• **EXERCISE DIRECTIONS**: Looking at the listing, state how many of its lines contain the string "организации". Write only the number.

Start of INPUT

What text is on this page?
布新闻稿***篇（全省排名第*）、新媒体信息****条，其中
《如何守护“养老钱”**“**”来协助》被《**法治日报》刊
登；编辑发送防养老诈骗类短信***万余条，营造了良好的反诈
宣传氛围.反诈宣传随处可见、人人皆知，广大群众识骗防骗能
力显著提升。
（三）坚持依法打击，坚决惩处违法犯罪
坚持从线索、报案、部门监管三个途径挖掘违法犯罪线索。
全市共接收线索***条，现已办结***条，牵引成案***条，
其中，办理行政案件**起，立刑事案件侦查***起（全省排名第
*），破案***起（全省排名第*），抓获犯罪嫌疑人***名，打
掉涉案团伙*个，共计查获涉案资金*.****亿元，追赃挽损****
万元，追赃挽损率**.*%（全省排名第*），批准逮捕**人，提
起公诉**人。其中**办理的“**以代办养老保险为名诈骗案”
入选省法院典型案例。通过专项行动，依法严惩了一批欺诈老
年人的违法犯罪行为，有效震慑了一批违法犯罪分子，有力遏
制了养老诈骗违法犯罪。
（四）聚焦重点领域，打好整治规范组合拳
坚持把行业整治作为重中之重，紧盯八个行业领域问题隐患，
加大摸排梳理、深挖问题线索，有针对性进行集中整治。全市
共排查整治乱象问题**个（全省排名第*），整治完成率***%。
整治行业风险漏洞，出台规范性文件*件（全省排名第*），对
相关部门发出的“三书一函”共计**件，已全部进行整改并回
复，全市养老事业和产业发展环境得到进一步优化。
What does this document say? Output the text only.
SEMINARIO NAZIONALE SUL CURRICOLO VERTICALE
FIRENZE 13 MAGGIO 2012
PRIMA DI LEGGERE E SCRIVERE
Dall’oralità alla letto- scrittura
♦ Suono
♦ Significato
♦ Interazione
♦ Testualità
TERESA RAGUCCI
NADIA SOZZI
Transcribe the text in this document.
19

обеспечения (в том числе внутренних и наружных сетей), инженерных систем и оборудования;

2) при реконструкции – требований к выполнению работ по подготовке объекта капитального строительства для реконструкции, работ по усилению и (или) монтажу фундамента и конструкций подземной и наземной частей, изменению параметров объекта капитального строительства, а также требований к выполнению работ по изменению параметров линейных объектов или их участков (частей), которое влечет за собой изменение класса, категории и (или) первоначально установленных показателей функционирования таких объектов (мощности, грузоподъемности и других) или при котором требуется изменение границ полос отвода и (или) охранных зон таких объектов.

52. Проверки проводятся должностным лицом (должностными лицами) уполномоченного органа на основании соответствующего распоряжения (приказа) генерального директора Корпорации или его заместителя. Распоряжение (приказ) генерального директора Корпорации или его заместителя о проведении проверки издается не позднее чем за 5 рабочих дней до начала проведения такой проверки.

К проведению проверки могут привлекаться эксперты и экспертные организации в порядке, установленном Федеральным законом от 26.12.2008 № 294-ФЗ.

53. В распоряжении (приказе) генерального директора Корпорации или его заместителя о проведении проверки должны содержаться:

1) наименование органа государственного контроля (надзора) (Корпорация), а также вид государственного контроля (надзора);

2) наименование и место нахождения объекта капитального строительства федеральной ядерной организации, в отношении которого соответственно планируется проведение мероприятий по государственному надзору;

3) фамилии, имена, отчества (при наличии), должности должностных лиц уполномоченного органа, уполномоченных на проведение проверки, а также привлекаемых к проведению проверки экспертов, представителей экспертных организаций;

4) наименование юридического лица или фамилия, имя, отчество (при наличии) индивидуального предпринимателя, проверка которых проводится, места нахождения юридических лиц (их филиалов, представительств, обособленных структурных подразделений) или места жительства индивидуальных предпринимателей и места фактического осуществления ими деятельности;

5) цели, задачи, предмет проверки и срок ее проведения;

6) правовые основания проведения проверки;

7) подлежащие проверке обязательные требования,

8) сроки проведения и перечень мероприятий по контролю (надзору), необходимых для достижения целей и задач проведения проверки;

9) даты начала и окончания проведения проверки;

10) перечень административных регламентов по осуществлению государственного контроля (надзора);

End of INPUT

• **PROBLEM SOLUTION**: 2